» **DATA FOR PROCESSING**
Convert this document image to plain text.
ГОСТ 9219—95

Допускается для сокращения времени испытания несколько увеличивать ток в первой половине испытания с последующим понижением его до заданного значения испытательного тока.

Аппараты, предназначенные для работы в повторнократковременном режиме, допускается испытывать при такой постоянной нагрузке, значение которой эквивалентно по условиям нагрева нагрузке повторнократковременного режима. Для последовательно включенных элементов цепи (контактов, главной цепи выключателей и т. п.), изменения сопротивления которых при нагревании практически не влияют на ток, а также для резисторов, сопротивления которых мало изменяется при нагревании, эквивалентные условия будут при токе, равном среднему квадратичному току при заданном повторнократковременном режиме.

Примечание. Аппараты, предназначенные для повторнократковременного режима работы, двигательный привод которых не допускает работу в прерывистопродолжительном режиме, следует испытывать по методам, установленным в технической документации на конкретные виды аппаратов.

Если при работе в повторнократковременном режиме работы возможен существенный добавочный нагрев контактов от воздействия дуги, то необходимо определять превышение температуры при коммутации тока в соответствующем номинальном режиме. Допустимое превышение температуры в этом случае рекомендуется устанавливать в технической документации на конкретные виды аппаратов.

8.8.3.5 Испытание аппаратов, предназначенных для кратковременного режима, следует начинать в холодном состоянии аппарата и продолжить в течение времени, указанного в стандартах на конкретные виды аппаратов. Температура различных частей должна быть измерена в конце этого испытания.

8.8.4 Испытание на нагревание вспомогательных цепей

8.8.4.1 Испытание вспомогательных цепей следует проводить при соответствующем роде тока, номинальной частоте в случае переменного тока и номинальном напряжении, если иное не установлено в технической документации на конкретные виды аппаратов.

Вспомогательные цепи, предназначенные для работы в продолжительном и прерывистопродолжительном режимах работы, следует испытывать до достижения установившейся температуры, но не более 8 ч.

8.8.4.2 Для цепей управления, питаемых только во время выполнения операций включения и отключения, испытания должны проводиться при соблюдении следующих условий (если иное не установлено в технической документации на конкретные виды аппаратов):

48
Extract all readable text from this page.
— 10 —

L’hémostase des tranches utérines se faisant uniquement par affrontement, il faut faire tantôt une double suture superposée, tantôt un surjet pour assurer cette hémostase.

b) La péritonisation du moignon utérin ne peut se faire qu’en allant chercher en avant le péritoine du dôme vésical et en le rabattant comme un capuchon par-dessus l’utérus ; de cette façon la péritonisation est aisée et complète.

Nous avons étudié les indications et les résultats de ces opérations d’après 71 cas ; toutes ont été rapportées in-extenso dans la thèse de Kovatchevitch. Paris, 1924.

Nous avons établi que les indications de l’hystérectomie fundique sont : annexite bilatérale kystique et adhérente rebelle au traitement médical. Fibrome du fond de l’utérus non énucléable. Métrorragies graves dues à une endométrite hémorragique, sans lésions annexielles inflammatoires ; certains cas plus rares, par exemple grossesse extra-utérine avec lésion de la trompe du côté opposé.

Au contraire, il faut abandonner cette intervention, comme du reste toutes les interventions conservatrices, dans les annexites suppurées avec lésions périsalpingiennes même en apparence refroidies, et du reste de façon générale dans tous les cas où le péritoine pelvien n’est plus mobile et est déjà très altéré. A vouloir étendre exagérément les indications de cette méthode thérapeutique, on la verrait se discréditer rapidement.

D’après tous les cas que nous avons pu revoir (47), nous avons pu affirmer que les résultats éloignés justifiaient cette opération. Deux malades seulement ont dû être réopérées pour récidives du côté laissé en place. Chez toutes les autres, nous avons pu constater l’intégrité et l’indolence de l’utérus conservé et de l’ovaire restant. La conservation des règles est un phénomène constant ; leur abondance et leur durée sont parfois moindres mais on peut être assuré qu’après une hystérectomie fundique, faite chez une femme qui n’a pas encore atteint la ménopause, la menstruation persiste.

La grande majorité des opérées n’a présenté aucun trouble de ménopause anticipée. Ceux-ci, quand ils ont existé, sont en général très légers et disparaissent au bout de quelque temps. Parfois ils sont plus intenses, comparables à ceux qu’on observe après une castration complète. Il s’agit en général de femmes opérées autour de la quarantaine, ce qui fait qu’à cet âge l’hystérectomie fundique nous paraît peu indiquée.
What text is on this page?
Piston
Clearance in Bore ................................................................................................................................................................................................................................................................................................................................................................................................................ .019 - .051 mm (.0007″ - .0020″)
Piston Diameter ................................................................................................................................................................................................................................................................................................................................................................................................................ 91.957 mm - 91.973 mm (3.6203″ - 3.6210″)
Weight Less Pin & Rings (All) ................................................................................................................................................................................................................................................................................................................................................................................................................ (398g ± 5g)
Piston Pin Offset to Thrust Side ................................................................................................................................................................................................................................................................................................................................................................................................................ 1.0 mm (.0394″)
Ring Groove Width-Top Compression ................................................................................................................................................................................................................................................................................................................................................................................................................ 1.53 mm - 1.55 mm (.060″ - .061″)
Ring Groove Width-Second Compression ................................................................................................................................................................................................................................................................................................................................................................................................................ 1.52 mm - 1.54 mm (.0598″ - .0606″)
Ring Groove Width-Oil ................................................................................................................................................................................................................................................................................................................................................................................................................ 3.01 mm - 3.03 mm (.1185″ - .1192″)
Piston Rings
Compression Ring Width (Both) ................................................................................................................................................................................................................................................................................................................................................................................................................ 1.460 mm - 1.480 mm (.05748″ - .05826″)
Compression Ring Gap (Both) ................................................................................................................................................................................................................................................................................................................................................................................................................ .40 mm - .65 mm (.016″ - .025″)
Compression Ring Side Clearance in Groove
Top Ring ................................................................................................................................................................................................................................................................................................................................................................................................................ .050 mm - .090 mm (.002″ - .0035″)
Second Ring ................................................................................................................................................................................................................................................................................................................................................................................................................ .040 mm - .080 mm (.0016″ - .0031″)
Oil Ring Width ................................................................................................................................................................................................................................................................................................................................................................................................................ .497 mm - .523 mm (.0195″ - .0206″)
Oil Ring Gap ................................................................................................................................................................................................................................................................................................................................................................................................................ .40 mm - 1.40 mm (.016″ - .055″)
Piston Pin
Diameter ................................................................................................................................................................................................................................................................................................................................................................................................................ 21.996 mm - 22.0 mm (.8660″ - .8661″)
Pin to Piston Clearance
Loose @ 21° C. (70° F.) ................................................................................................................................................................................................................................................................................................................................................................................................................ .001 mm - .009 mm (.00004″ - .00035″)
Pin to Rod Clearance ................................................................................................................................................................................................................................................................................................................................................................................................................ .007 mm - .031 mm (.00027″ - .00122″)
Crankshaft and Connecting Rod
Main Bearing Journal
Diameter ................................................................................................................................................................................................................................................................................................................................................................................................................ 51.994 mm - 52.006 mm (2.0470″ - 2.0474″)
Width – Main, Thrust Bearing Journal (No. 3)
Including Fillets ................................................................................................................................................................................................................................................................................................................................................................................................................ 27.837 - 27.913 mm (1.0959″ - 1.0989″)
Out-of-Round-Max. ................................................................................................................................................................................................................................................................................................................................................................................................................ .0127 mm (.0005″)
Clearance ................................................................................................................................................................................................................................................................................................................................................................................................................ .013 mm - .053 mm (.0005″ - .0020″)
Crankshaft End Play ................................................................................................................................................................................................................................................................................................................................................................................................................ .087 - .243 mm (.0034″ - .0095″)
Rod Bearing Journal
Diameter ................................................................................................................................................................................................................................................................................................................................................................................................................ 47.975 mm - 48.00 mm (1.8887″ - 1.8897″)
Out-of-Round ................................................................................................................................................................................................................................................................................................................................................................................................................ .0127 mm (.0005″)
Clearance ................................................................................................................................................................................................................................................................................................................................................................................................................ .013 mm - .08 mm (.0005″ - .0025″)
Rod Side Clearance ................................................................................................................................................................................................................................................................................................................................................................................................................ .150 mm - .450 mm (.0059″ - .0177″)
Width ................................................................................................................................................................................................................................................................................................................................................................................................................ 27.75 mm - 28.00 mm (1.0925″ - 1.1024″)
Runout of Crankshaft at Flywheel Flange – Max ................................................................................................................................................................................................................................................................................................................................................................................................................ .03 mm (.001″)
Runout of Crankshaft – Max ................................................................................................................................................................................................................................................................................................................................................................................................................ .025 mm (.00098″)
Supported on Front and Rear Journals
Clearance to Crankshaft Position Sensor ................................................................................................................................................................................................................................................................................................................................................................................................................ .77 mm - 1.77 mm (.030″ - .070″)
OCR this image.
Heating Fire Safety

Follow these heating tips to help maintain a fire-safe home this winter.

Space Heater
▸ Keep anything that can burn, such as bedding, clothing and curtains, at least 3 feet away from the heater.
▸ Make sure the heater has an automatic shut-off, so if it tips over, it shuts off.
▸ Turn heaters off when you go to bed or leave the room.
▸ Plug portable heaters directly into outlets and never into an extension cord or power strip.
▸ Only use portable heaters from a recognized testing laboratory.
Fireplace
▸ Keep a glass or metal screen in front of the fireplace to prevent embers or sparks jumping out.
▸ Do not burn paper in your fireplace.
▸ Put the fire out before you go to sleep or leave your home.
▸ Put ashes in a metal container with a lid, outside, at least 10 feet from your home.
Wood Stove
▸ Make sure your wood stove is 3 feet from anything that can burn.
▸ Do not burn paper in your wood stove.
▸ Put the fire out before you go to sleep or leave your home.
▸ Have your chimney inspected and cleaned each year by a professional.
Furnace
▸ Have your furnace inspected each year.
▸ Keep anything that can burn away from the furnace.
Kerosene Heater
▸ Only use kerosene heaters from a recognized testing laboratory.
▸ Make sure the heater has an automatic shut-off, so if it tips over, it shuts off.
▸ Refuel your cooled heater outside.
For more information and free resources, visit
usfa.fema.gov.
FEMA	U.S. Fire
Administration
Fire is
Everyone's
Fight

» **REQUIREMENTS**
Pick out the lines containing the word "plus" and show them.

» **RESULT OF THE TASK**
Nous avons établi que les indications de l’hystérectomie fundique sont : annexite bilatérale kystique et adhérente rebelle au traitement médical. Fibrome du fond de l’utérus non énucléable. Métrorragies graves dues à une endométrite hémorragique, sans lésions annexielles inflammatoires ; certains cas plus rares, par exemple grossesse extra-utérine avec lésion de la trompe du côté opposé.
Au contraire, il faut abandonner cette intervention, comme du reste toutes les interventions conservatrices, dans les annexites suppurées avec lésions périsalpingiennes même en apparence refroidies, et du reste de façon générale dans tous les cas où le péritoine pelvien n’est plus mobile et est déjà très altéré. A vouloir étendre exagérément les indications de cette méthode thérapeutique, on la verrait se discréditer rapidement.
La grande majorité des opérées n’a présenté aucun trouble de ménopause anticipée. Ceux-ci, quand ils ont existé, sont en général très légers et disparaissent au bout de quelque temps. Parfois ils sont plus intenses, comparables à ceux qu’on observe après une castration complète. Il s’agit en général de femmes opérées autour de la quarantaine, ce qui fait qu’à cet âge l’hystérectomie fundique nous paraît peu indiquée.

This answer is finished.